-- Your objective --
Quote all entries in full, exactly.

-- Source records --
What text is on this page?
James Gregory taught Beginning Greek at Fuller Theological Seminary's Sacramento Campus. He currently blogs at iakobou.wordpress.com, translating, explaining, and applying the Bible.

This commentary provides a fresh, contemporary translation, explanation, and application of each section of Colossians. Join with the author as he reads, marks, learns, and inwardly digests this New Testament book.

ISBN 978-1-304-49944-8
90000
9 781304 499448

-- Expected output --
What text is on this page?
James Gregory taught Beginning Greek at Fuller Theological Seminary's Sacramento Campus. He currently blogs at iakobou.wordpress.com, translating, explaining, and applying the Bible.

This commentary provides a fresh, contemporary translation, explanation, and application of each section of Colossians. Join with the author as he reads, marks, learns, and inwardly digests this New Testament book.

ISBN 978-1-304-49944-8
90000
9 781304 499448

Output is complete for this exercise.